═════ Raw data

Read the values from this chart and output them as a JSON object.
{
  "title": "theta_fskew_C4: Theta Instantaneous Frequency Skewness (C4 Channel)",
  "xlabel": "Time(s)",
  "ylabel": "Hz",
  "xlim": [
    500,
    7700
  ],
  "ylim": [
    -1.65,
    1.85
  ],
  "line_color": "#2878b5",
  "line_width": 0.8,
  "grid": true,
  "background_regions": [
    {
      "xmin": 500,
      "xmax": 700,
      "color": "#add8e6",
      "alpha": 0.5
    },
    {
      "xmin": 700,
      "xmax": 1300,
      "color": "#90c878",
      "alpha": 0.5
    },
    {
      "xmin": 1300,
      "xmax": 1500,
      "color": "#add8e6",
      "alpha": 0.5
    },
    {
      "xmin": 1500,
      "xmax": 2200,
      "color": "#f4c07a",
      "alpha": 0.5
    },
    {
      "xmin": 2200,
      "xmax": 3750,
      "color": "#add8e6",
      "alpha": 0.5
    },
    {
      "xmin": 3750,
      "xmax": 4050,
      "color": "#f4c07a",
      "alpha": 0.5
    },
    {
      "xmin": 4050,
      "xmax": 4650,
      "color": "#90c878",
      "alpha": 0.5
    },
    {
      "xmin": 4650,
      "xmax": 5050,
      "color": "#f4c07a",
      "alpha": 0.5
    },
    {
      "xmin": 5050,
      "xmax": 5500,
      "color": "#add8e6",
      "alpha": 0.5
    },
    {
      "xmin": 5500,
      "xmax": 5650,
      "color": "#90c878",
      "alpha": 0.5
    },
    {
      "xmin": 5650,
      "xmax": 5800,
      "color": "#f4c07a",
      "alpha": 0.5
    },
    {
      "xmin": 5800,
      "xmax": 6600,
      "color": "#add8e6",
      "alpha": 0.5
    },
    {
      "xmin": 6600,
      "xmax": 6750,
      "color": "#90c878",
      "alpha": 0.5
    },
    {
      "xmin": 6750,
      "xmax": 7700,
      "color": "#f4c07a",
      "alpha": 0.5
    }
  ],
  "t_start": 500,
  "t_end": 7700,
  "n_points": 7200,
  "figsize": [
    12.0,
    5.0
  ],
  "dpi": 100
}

══════════

== To be done ==
Extract all of the data above and output it character for character.

== Finished answer ==
Read the values from this chart and output them as a JSON object.
{
  "title": "theta_fskew_C4: Theta Instantaneous Frequency Skewness (C4 Channel)",
  "xlabel": "Time(s)",
  "ylabel": "Hz",
  "xlim": [
    500,
    7700
  ],
  "ylim": [
    -1.65,
    1.85
  ],
  "line_color": "#2878b5",
  "line_width": 0.8,
  "grid": true,
  "background_regions": [
    {
      "xmin": 500,
      "xmax": 700,
      "color": "#add8e6",
      "alpha": 0.5
    },
    {
      "xmin": 700,
      "xmax": 1300,
      "color": "#90c878",
      "alpha": 0.5
    },
    {
      "xmin": 1300,
      "xmax": 1500,
      "color": "#add8e6",
      "alpha": 0.5
    },
    {
      "xmin": 1500,
      "xmax": 2200,
      "color": "#f4c07a",
      "alpha": 0.5
    },
    {
      "xmin": 2200,
      "xmax": 3750,
      "color": "#add8e6",
      "alpha": 0.5
    },
    {
      "xmin": 3750,
      "xmax": 4050,
      "color": "#f4c07a",
      "alpha": 0.5
    },
    {
      "xmin": 4050,
      "xmax": 4650,
      "color": "#90c878",
      "alpha": 0.5
    },
    {
      "xmin": 4650,
      "xmax": 5050,
      "color": "#f4c07a",
      "alpha": 0.5
    },
    {
      "xmin": 5050,
      "xmax": 5500,
      "color": "#add8e6",
      "alpha": 0.5
    },
    {
      "xmin": 5500,
      "xmax": 5650,
      "color": "#90c878",
      "alpha": 0.5
    },
    {
      "xmin": 5650,
      "xmax": 5800,
      "color": "#f4c07a",
      "alpha": 0.5
    },
    {
      "xmin": 5800,
      "xmax": 6600,
      "color": "#add8e6",
      "alpha": 0.5
    },
    {
      "xmin": 6600,
      "xmax": 6750,
      "color": "#90c878",
      "alpha": 0.5
    },
    {
      "xmin": 6750,
      "xmax": 7700,
      "color": "#f4c07a",
      "alpha": 0.5
    }
  ],
  "t_start": 500,
  "t_end": 7700,
  "n_points": 7200,
  "figsize": [
    12.0,
    5.0
  ],
  "dpi": 100
}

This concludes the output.